** Given information **

☆ ☆ ☆

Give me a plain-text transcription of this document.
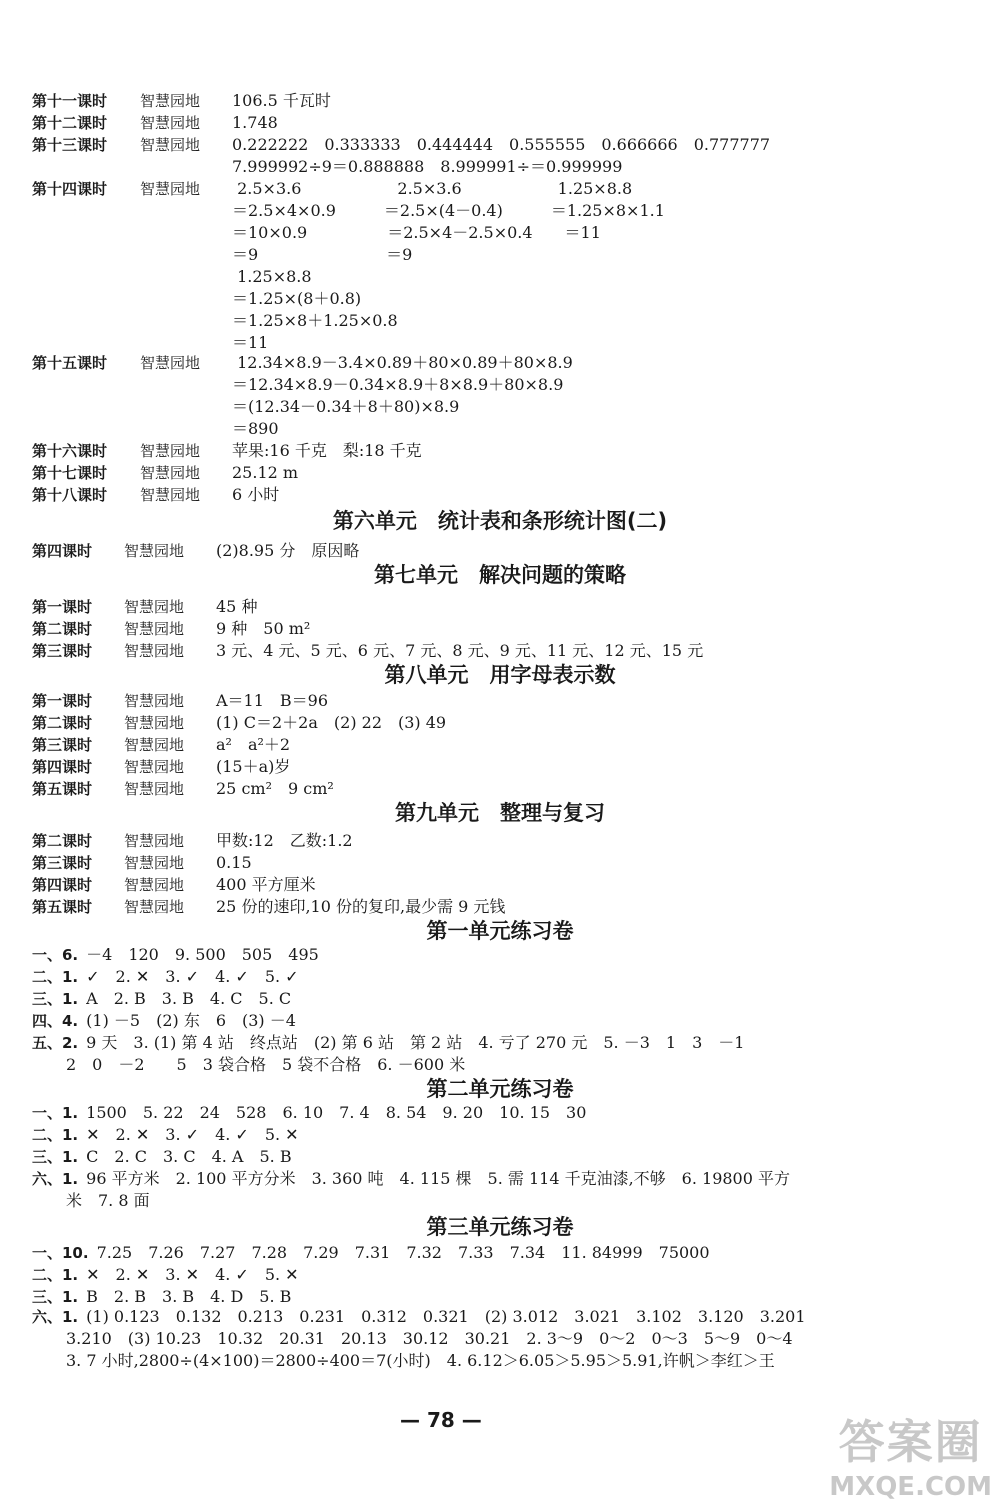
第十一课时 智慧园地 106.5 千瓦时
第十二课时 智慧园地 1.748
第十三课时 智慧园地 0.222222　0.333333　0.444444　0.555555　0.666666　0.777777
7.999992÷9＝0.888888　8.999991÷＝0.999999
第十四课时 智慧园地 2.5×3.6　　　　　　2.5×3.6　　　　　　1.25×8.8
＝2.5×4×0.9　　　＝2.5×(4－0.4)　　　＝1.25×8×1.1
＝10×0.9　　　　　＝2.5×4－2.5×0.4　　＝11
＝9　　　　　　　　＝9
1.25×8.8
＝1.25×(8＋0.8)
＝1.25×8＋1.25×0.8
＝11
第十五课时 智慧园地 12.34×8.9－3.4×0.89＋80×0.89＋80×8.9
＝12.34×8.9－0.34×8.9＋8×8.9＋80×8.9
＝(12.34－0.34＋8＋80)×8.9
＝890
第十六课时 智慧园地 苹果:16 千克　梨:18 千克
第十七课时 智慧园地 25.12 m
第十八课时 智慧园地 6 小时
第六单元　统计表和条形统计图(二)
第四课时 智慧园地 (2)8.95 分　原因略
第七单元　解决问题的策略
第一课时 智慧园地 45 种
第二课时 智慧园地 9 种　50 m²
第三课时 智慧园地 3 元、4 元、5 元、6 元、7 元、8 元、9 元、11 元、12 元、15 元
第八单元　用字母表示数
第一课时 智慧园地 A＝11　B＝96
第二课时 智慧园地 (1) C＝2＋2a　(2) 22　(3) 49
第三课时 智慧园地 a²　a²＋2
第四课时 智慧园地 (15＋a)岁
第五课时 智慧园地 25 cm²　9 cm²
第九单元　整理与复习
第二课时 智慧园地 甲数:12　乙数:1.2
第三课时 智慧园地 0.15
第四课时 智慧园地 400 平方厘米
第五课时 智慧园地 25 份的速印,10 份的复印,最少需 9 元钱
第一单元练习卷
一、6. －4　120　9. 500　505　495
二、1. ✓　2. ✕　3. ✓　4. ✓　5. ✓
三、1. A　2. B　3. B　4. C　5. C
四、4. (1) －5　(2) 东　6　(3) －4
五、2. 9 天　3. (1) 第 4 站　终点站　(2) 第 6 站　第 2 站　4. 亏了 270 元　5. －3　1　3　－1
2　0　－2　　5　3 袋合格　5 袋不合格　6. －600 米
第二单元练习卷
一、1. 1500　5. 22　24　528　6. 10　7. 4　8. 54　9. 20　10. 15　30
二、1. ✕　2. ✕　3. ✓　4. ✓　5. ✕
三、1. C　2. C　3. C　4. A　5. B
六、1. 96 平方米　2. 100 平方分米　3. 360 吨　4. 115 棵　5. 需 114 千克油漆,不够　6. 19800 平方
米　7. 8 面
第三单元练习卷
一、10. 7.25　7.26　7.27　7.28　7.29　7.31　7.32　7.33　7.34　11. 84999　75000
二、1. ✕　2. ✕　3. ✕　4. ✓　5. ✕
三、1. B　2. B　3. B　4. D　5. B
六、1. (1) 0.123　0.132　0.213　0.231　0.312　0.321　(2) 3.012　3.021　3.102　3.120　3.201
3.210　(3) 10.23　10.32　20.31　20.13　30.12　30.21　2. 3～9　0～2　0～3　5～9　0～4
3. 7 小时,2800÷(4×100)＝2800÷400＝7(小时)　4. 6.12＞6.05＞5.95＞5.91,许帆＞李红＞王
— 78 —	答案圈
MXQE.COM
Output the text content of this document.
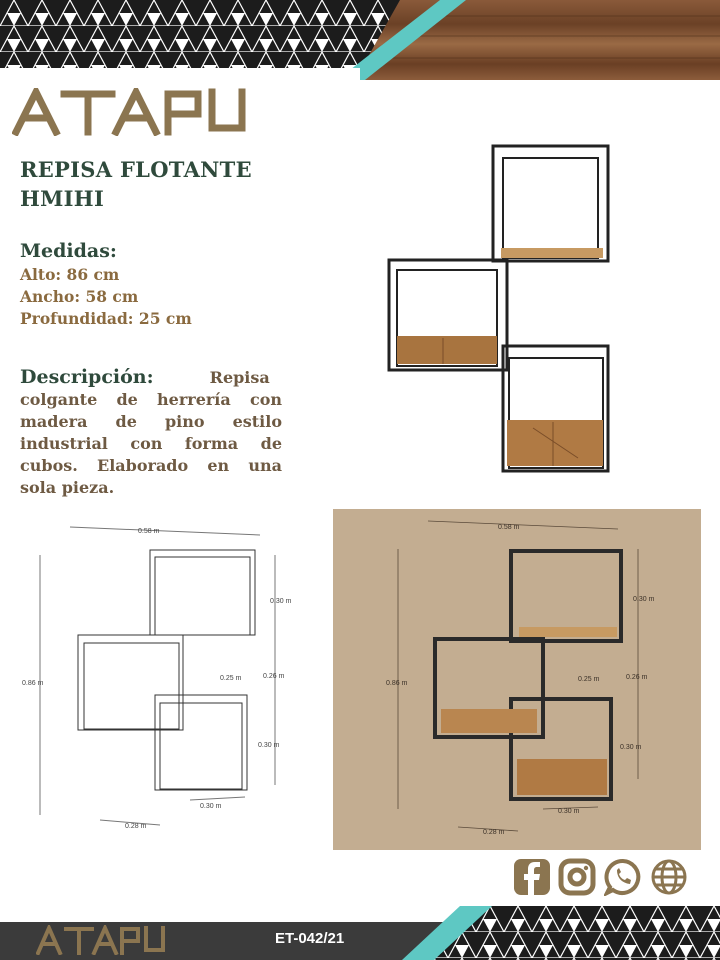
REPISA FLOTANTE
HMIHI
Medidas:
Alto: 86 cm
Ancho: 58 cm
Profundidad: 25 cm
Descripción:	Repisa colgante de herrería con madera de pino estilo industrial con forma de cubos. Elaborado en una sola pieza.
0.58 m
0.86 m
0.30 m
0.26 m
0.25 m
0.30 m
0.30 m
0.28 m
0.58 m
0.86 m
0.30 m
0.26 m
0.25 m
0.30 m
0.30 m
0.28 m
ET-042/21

☆ ☆ ☆

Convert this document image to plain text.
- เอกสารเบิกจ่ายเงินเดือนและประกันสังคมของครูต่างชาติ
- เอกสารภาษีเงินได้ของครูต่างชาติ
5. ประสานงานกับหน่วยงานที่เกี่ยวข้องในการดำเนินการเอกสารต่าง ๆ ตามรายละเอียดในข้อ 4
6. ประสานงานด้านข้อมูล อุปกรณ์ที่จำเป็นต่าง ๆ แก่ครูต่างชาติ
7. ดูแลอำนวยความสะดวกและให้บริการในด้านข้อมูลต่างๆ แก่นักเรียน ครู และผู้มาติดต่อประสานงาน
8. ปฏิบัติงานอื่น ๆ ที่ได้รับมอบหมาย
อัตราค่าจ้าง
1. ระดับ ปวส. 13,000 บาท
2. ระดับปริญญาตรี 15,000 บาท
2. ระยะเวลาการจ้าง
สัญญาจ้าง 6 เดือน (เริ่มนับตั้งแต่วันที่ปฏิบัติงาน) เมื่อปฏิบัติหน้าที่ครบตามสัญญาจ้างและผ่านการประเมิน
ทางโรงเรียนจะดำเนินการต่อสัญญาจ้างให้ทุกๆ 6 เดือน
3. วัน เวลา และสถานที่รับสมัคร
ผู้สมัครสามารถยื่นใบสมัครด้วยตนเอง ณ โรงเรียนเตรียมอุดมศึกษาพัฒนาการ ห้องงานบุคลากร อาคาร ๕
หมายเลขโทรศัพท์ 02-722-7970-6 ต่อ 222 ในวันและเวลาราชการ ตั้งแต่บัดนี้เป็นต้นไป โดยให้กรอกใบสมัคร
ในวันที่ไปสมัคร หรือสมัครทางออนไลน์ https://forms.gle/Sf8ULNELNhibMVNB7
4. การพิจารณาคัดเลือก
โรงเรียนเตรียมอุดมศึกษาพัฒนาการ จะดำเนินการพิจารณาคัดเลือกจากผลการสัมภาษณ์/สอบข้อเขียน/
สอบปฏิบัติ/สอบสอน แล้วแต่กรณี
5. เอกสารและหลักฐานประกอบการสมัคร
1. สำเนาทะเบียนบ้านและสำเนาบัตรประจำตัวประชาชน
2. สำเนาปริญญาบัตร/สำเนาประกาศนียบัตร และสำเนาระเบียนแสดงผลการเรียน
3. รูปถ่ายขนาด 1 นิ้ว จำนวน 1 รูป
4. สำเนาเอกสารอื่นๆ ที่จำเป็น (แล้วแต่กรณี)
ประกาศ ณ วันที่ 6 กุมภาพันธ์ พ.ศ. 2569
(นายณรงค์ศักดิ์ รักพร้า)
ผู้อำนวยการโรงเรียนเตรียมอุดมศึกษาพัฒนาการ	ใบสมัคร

☆ ☆ ☆

Where a line holds "างชาต", copy it out.

- เอกสารเบิกจ่ายเงินเดือนและประกันสังคมของครูต่างชาติ
- เอกสารภาษีเงินได้ของครูต่างชาติ
6. ประสานงานด้านข้อมูล อุปกรณ์ที่จำเป็นต่าง ๆ แก่ครูต่างชาติ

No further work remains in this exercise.